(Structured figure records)
-.-.-

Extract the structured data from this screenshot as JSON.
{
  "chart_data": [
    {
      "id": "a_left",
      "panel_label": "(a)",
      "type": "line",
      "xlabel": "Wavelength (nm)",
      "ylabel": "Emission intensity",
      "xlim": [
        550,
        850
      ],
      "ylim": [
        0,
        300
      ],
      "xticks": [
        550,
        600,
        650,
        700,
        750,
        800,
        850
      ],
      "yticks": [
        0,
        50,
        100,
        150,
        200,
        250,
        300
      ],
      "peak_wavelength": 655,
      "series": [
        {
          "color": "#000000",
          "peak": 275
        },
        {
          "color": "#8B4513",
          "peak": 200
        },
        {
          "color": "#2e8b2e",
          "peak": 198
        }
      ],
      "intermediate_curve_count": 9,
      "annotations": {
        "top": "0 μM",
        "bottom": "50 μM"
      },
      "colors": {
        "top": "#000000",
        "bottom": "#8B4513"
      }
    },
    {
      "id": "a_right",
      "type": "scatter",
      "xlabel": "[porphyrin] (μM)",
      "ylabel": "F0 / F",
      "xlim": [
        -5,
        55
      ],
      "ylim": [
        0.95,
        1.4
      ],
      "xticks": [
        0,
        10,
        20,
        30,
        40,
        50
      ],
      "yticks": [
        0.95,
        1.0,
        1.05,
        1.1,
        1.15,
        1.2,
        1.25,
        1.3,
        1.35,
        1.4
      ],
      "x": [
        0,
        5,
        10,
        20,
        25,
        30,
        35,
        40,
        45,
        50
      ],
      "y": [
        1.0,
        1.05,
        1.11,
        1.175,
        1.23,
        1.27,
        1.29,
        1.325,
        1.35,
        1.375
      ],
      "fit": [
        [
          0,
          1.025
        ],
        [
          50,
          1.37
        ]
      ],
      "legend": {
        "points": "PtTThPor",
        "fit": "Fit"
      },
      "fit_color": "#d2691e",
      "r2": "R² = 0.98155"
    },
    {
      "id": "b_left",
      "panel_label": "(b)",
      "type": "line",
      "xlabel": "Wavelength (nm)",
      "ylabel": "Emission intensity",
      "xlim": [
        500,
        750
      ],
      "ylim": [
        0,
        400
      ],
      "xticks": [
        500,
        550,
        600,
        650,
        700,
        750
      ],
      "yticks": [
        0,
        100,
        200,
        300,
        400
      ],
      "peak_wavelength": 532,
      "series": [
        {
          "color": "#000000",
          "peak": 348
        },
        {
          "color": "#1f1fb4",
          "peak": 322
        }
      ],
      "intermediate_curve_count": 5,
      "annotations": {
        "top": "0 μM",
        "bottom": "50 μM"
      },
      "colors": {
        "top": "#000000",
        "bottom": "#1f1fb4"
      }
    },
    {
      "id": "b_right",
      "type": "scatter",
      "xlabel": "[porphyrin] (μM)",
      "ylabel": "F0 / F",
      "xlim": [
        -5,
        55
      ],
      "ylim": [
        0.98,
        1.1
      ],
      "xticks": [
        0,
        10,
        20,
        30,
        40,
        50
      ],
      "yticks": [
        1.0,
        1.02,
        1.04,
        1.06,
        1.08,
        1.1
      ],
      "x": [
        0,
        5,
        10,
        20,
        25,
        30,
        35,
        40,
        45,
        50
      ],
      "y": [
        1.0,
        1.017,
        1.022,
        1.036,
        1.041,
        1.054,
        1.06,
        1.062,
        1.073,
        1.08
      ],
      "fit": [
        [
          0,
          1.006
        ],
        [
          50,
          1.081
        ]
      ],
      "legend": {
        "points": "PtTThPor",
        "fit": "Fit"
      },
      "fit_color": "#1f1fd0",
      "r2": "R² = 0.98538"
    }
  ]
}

-.-.-

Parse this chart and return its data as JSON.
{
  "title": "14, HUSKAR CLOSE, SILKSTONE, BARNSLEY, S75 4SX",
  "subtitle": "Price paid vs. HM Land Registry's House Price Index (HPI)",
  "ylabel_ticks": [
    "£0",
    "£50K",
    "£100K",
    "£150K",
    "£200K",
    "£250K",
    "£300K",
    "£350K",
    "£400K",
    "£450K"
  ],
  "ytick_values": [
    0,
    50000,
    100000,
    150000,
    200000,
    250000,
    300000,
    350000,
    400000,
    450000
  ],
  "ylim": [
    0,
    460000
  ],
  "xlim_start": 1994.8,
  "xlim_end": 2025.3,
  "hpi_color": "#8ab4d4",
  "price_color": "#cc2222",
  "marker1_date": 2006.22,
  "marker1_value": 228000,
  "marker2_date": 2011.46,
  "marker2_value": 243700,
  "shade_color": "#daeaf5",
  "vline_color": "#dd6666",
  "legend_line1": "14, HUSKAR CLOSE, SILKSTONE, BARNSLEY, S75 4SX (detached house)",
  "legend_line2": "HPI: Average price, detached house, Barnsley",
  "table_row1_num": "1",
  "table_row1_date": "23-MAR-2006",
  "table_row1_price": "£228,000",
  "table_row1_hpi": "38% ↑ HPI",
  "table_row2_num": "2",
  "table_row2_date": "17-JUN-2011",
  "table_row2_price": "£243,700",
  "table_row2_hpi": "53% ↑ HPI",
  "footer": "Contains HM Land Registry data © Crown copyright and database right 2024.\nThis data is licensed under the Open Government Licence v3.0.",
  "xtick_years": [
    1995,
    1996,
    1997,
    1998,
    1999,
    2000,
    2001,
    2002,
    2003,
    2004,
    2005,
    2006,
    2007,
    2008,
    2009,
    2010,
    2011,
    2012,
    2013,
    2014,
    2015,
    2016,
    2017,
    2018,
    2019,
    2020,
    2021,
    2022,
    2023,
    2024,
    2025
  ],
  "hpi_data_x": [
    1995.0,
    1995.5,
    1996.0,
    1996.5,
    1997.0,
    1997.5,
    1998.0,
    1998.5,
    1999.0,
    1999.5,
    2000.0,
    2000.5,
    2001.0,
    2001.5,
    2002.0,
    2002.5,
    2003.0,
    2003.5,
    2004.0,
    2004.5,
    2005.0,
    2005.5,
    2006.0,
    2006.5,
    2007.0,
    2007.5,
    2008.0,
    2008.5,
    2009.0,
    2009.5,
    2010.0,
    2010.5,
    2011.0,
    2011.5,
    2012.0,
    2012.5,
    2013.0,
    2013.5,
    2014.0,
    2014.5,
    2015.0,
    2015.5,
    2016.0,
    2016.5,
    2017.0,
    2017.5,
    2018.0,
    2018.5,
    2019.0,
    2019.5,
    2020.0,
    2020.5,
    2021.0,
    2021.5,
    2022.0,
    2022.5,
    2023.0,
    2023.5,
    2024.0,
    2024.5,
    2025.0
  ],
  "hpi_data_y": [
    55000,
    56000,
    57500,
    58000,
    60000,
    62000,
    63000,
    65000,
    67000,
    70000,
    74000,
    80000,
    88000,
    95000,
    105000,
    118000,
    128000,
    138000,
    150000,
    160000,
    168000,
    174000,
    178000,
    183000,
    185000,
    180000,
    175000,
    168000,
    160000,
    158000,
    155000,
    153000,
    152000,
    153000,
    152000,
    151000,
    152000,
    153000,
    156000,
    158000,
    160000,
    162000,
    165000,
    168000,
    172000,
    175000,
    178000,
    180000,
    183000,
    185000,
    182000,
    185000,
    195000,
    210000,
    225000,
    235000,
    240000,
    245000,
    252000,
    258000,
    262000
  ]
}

-.-.-

#### [Given instruction]
All lines of the data above that include the word "HUSKAR" must be shown.

#### [Output]
  "title": "14, HUSKAR CLOSE, SILKSTONE, BARNSLEY, S75 4SX",
  "legend_line1": "14, HUSKAR CLOSE, SILKSTONE, BARNSLEY, S75 4SX (detached house)",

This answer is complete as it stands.